Task instructions: Records follow. Pull out every line that contains "messen".

# start of Input records

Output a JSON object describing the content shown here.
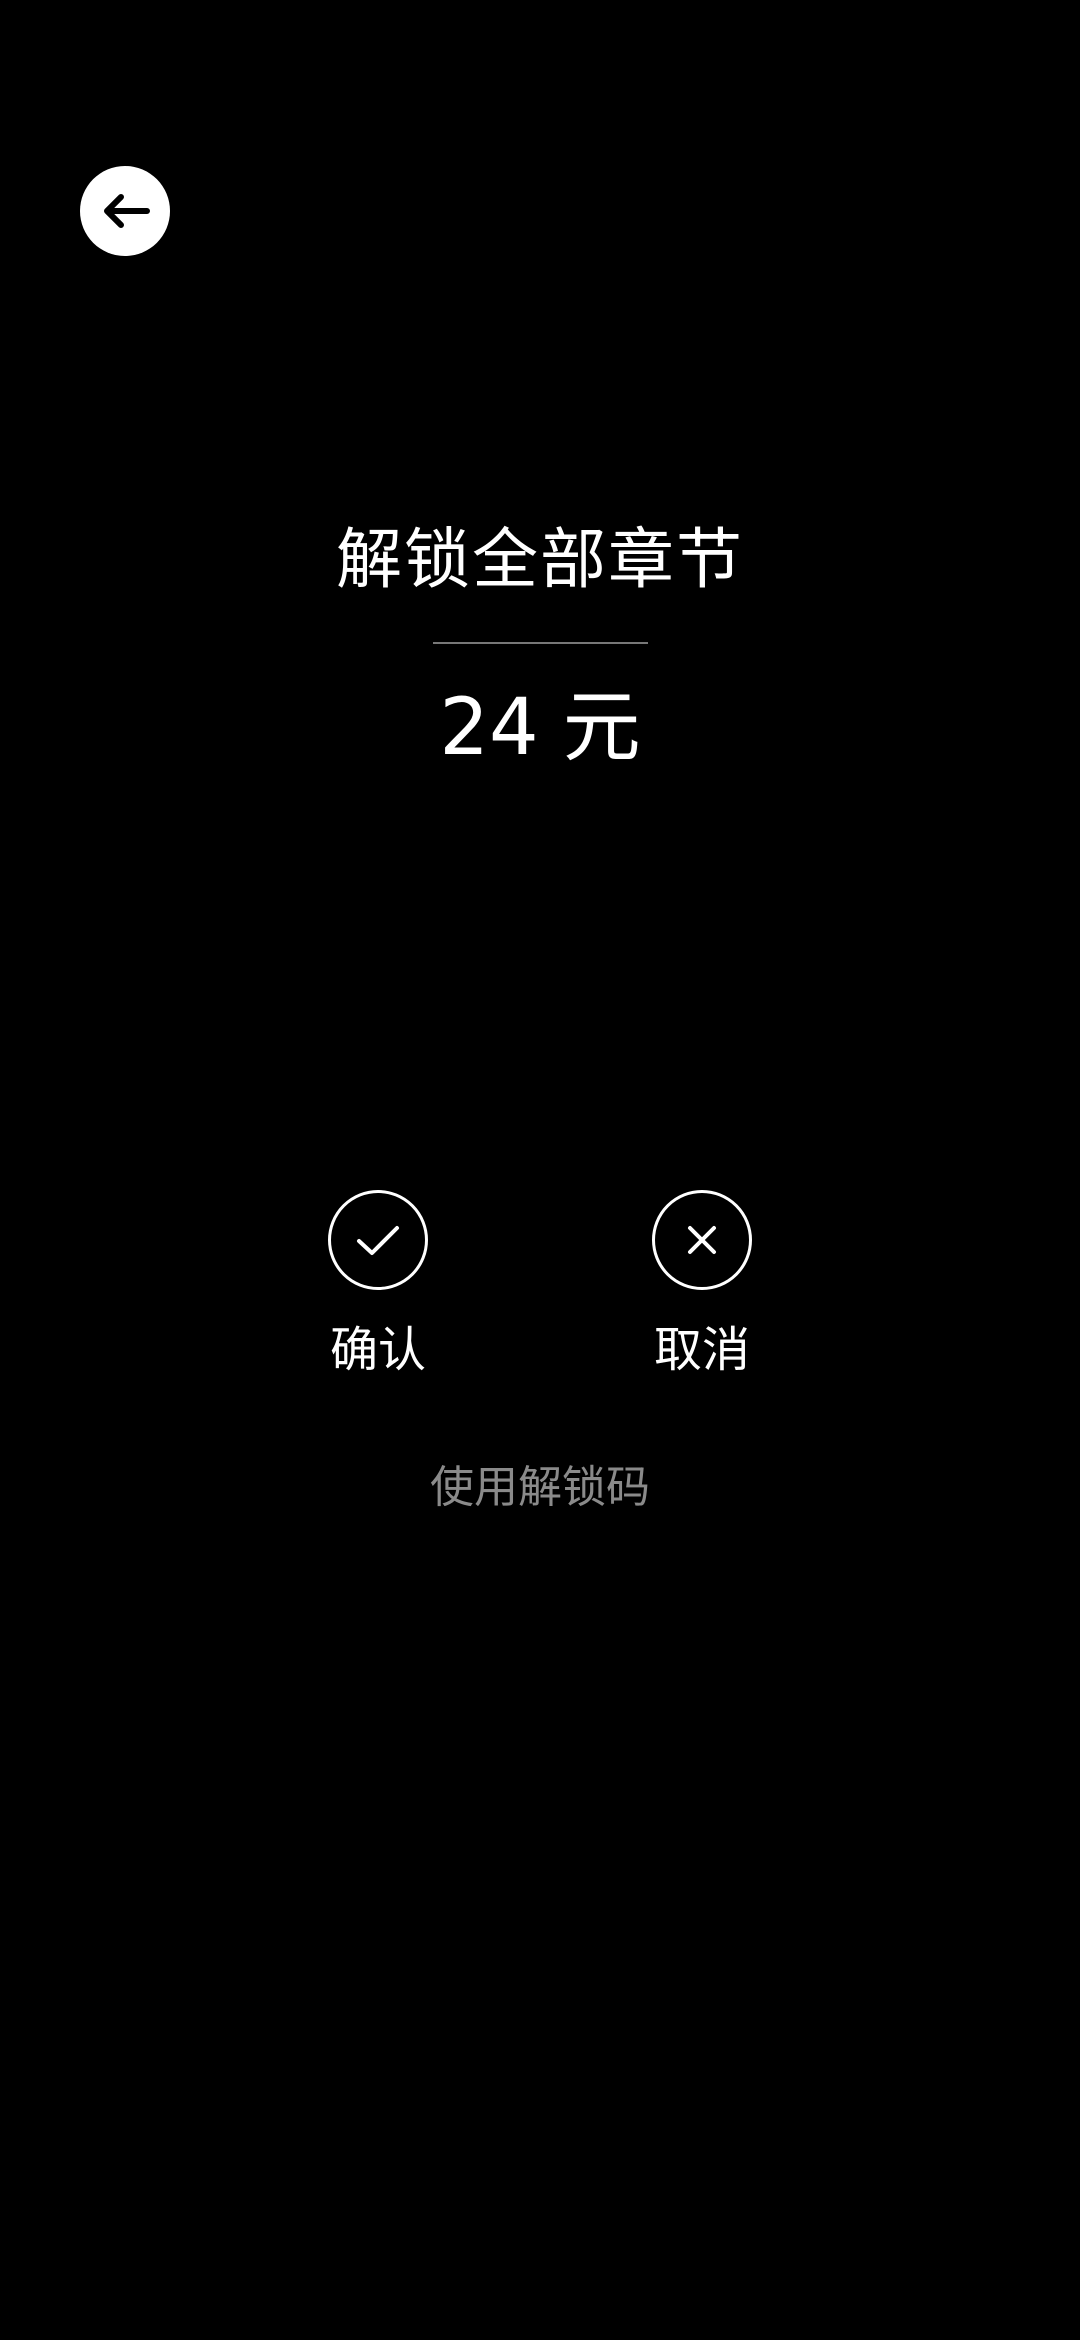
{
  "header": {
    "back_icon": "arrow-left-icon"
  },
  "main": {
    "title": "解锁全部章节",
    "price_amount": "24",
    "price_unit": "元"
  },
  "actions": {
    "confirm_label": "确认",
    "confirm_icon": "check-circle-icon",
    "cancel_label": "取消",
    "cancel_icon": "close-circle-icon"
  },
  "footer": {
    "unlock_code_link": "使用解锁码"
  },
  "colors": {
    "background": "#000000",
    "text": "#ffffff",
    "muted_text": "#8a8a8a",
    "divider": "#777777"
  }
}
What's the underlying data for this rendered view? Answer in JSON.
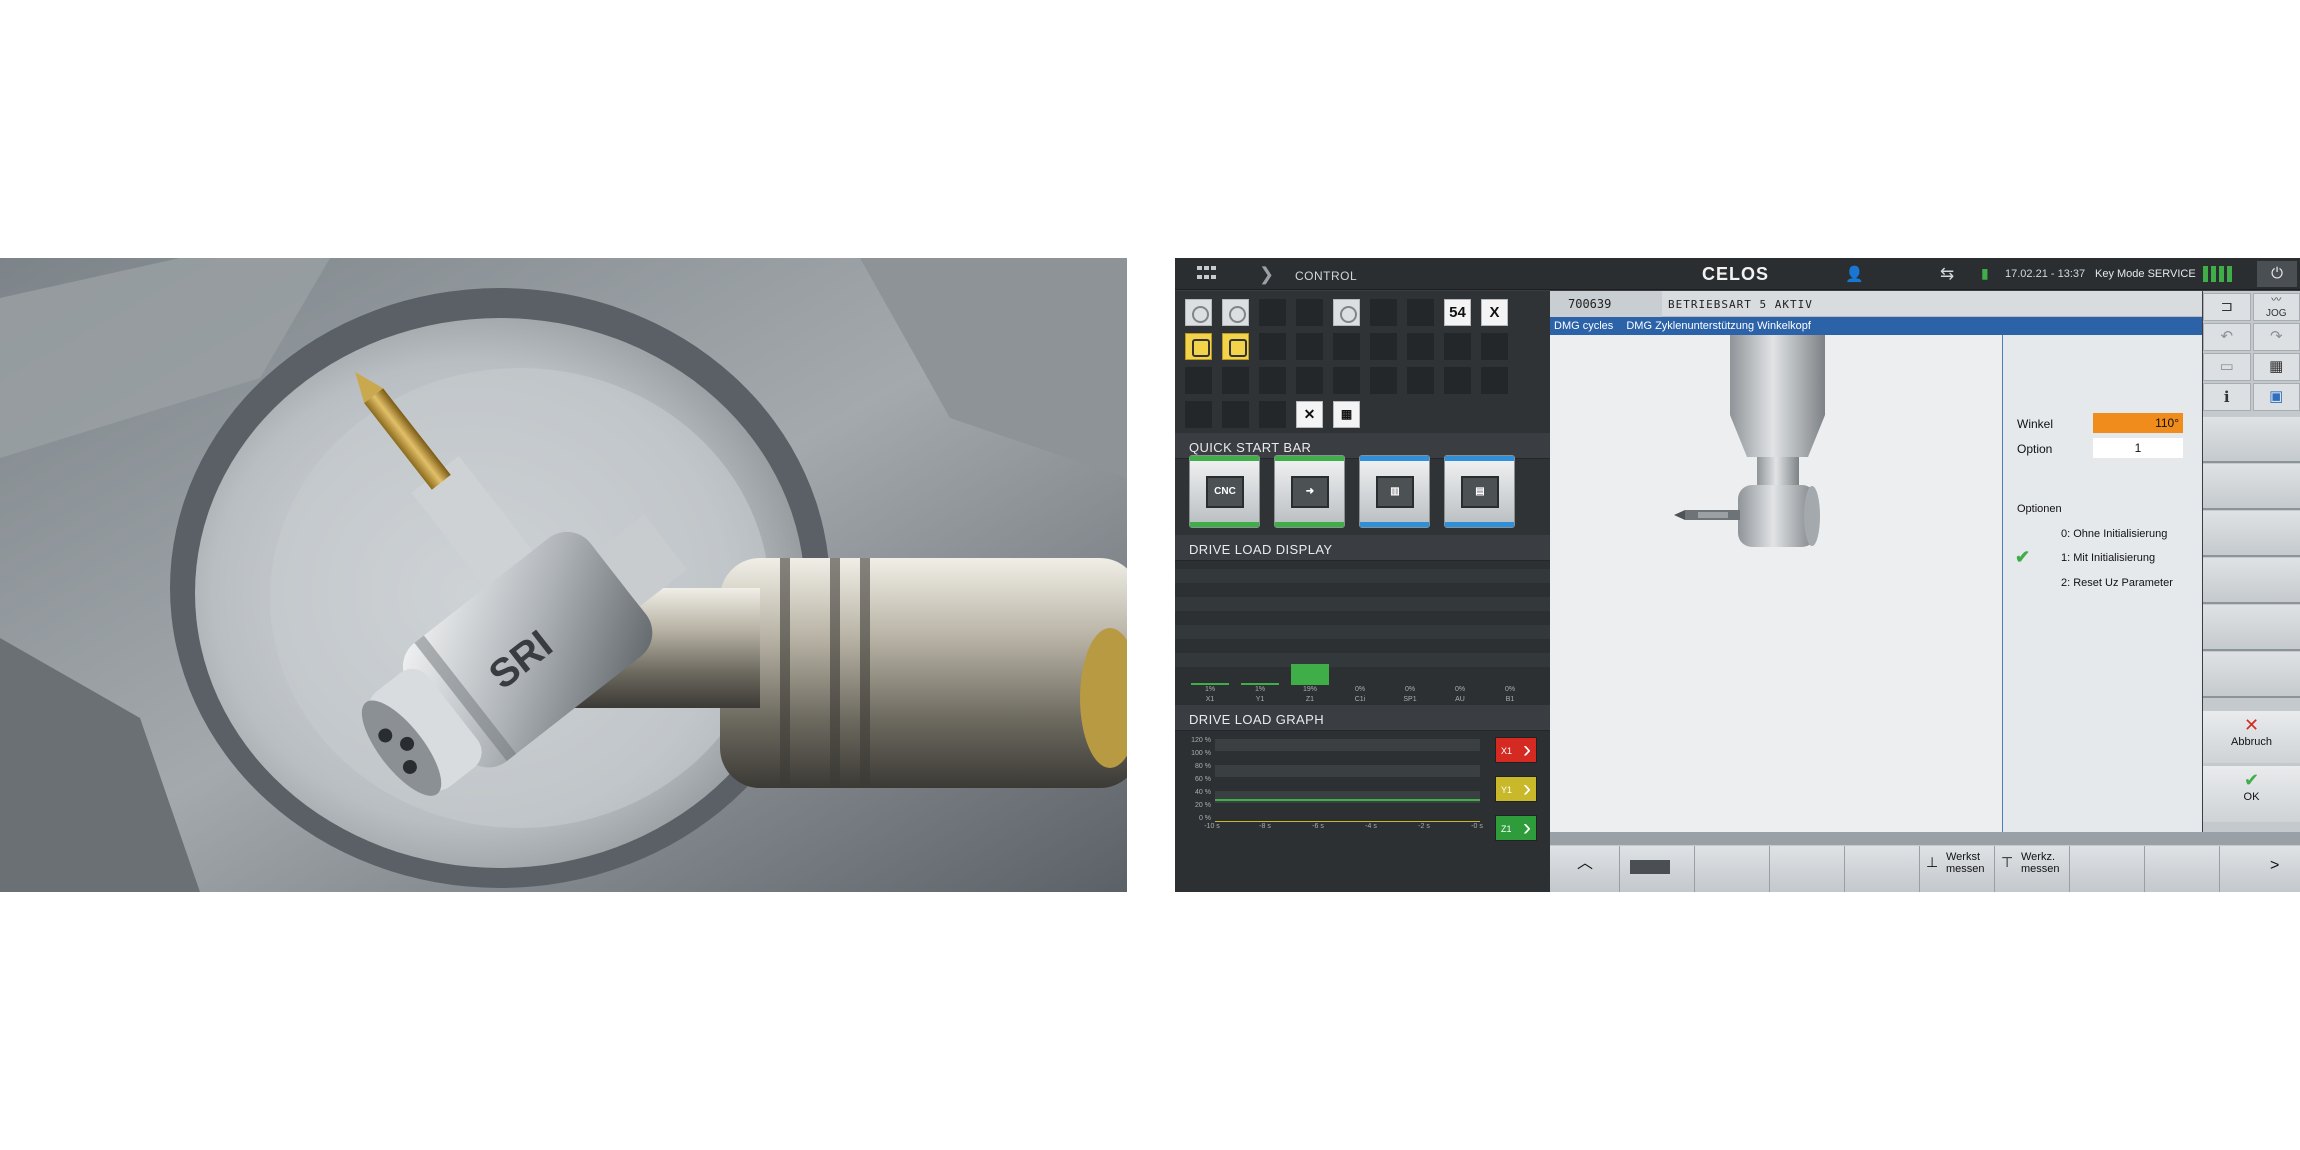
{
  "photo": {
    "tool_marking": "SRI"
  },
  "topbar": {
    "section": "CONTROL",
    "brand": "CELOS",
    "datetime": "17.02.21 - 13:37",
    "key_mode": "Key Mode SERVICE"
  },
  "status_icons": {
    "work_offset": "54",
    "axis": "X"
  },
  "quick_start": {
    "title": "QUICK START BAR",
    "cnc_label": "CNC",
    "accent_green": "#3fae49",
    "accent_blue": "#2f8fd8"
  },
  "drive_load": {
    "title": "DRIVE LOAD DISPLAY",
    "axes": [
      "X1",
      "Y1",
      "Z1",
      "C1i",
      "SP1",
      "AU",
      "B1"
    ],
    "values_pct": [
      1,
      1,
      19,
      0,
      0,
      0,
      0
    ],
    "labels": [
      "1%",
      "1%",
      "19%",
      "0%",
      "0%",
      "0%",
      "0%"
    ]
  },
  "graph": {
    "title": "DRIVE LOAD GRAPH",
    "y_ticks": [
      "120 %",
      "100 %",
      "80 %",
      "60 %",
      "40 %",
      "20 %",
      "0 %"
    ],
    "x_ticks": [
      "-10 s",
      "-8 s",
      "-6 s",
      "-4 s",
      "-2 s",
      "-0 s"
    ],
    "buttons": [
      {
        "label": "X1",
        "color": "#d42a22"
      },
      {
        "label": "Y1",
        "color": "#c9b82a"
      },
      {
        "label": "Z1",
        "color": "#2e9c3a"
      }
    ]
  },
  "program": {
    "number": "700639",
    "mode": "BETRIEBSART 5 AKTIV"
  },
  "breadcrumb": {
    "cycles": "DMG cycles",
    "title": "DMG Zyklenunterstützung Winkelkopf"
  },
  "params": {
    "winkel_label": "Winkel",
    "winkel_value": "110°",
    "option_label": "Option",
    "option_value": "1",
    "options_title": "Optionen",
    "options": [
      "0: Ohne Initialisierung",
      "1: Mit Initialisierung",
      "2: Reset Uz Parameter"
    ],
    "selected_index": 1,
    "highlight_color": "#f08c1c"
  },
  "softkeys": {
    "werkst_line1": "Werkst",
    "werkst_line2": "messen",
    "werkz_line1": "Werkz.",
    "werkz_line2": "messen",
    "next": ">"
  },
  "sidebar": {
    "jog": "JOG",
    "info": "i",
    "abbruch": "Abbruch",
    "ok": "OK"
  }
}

# end of Input records

Task response:
    "werkst_line2": "messen",
    "werkz_line2": "messen",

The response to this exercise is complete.